*Exercise task a*:
Arrange the rows, from the first one through the one containing "pdf-width-field[interactable] [1208, 719, 1268, 743]", as a Markdown table with the columns Index and Text, leaving out any blank lines.

*Given passage*:
-.-.-

James George Donovan (December 15, 1898 – April 6, 1987) was an American lawyer and politician from New York, serving three terms in the U.S. House of Representatives from 1951 to 1957.

Biography 
Donovan was born on December 15, 1898, in Clinton, Massachusetts. He attended the Massachusetts Institute of Technology from 1916 to 1917. He served in the United States Navy during World War I. He graduated from Harvard University in 1922. He graduated from Columbia Law School in 1924. Active in politics as a Tammany Hall Democrat, he was Undersheriff of New York County from 1934 to 1941.

Political career 
He was a member of the New York State Senate (16th D.) in 1943 and 1944.

Congress 
In an effort to unseat American Labor Party congressman Vito Marcantonio, in 1950, he ran for Congress on both the Democratic and Republican party ballot lines.  He was elected to the 82nd Congress, and won reelection to the 83rd and 84th United States Congresses, holding office from January 3, 1951, to January 3, 1957. In 1956, he ran unsuccessfully for reelection as a Republican after having been denied renomination by Tammany Hall, and was defeated by Alfred E. Santangelo.

-.-.-

*Exercise task b*:
Restate word for word the part of the Donovan biography that opens with the words containing "James George Donovan" and closes with "1934 to 1941.".

-.-.-

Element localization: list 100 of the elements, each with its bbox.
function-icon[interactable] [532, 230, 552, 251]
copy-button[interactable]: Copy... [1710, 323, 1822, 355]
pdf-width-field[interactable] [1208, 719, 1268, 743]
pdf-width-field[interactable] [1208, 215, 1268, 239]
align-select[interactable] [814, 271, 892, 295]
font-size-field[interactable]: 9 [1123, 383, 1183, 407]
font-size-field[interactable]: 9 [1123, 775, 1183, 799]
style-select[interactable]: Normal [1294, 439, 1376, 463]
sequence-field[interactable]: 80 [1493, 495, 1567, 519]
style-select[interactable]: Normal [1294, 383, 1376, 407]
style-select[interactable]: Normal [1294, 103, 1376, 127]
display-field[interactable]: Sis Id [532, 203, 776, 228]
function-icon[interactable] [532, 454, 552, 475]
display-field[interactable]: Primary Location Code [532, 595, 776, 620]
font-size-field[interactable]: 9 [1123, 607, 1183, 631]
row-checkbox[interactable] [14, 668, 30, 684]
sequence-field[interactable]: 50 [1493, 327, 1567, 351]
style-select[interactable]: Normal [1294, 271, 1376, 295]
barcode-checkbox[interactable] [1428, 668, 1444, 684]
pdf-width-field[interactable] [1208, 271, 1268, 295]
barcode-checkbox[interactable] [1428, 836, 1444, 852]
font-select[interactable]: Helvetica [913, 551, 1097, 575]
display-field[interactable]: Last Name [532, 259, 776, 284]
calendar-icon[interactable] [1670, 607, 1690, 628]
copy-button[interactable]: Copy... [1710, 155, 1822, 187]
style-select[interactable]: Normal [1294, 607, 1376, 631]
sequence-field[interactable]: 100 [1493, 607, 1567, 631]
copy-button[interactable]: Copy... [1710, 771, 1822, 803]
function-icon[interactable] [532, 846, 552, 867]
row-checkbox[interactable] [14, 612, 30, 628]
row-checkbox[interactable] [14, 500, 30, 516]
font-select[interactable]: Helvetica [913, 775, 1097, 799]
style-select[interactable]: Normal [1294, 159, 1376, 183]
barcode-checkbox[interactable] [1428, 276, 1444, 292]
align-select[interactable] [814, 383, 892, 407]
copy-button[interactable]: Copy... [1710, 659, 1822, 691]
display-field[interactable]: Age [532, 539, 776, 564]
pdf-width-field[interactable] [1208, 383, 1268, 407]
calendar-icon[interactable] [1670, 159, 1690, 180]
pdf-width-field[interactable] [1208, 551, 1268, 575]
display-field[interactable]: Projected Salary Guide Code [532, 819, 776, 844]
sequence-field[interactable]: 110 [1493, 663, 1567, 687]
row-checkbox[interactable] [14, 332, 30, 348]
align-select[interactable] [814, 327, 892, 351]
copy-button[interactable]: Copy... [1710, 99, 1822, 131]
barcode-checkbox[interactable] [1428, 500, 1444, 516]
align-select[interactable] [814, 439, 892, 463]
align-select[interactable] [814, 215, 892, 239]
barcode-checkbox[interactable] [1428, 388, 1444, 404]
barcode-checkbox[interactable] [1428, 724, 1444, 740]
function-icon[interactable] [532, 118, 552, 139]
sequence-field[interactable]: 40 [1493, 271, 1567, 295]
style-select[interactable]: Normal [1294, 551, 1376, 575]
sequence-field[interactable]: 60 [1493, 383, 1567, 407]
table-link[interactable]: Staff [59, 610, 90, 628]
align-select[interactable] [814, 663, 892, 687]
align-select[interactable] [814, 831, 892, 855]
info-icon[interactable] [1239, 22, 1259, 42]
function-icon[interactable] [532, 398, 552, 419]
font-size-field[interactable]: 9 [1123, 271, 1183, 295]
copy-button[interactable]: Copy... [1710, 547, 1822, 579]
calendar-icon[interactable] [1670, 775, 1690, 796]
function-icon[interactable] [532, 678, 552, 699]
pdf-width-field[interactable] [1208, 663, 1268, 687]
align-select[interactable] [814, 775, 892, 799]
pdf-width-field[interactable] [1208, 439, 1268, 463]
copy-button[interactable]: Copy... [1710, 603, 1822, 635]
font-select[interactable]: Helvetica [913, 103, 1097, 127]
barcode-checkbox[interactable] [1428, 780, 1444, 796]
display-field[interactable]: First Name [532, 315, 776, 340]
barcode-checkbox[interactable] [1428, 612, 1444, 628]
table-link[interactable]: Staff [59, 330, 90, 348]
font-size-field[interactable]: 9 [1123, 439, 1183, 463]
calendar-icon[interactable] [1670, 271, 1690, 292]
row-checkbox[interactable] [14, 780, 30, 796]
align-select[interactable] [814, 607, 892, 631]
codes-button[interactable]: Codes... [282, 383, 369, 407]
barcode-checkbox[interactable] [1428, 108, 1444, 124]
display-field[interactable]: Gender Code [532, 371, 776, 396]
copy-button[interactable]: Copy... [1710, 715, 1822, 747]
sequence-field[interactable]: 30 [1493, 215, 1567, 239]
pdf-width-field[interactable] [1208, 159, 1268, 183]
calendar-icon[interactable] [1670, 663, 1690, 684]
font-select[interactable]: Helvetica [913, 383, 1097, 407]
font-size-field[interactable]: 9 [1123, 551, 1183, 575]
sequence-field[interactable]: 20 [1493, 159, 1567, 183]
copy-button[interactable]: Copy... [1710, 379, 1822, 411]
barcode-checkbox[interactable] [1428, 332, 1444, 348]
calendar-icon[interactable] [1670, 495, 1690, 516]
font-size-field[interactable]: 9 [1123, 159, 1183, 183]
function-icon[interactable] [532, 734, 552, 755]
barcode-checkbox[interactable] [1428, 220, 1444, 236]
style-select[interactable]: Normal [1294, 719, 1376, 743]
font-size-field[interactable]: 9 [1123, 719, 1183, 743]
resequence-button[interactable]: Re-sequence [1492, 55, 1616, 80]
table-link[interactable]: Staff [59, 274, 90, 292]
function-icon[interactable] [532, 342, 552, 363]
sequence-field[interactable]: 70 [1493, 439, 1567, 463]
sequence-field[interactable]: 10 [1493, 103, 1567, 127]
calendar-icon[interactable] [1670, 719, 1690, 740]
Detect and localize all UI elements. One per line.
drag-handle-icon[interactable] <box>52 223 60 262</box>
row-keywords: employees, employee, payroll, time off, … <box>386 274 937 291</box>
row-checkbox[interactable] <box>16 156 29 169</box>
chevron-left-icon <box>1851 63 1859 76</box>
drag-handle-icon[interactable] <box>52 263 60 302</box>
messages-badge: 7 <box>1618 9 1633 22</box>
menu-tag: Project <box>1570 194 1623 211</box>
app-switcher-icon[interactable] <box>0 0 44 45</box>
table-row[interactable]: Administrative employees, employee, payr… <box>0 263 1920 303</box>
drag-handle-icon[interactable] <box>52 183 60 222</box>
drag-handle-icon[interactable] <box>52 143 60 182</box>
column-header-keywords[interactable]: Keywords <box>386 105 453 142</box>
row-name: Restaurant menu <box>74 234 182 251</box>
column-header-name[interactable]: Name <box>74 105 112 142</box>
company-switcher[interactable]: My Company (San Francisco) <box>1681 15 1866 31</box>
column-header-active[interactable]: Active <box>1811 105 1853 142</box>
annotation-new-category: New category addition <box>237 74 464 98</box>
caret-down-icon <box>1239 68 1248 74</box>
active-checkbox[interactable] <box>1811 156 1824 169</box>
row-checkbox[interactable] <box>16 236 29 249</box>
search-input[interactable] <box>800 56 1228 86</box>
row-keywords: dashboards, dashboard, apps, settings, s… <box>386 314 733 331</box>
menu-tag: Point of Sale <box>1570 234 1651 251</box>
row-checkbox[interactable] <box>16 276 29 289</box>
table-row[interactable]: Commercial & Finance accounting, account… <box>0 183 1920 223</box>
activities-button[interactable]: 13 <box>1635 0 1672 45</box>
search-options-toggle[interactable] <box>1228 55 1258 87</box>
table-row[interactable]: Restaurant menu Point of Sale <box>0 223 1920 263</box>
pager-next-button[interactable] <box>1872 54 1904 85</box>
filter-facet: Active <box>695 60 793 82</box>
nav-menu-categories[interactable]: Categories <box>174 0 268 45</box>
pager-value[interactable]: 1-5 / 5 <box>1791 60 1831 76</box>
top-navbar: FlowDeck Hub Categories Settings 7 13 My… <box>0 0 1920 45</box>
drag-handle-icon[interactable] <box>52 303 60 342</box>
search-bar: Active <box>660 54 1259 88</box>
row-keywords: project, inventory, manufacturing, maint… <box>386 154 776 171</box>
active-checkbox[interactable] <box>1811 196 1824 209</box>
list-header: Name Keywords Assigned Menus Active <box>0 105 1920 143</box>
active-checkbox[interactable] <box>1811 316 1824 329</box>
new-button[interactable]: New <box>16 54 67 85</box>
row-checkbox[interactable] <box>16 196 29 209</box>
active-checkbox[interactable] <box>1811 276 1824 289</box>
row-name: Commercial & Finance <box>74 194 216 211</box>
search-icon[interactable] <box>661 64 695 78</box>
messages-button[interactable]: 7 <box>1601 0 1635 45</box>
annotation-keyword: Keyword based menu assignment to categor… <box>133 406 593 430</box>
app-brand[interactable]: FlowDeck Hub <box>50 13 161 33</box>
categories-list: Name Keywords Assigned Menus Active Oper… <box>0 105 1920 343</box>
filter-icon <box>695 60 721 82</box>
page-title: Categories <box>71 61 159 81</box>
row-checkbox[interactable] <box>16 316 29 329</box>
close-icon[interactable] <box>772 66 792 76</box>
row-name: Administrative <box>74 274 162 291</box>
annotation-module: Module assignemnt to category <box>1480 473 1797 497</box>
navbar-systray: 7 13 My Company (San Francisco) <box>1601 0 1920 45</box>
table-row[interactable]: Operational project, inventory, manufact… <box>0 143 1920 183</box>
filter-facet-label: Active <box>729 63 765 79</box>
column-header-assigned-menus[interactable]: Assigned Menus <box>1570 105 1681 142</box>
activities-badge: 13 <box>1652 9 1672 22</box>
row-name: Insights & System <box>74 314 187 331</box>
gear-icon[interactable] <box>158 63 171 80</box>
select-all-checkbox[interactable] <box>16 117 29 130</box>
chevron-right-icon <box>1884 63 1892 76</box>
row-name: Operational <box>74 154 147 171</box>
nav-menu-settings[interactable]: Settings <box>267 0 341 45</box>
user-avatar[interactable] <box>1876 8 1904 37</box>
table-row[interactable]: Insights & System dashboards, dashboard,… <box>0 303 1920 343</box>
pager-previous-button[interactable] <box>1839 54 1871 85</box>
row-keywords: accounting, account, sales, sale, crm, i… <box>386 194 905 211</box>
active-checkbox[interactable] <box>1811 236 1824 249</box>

-.-.-

*Full answer a*:
| Index | Text |
|---|---|
| 1 | Element localization: list 100 of the elements, each with its bbox. |
| 2 | function-icon[interactable] [532, 230, 552, 251] |
| 3 | copy-button[interactable]: Copy... [1710, 323, 1822, 355] |
| 4 | pdf-width-field[interactable] [1208, 719, 1268, 743] |

*Full answer b*:
James George Donovan (December 15, 1898 – April 6, 1987) was an American lawyer and politician from New York, serving three terms in the U.S. House of Representatives from 1951 to 1957.

Biography 
Donovan was born on December 15, 1898, in Clinton, Massachusetts. He attended the Massachusetts Institute of Technology from 1916 to 1917. He served in the United States Navy during World War I. He graduated from Harvard University in 1922. He graduated from Columbia Law School in 1924. Active in politics as a Tammany Hall Democrat, he was Undersheriff of New York County from 1934 to 1941.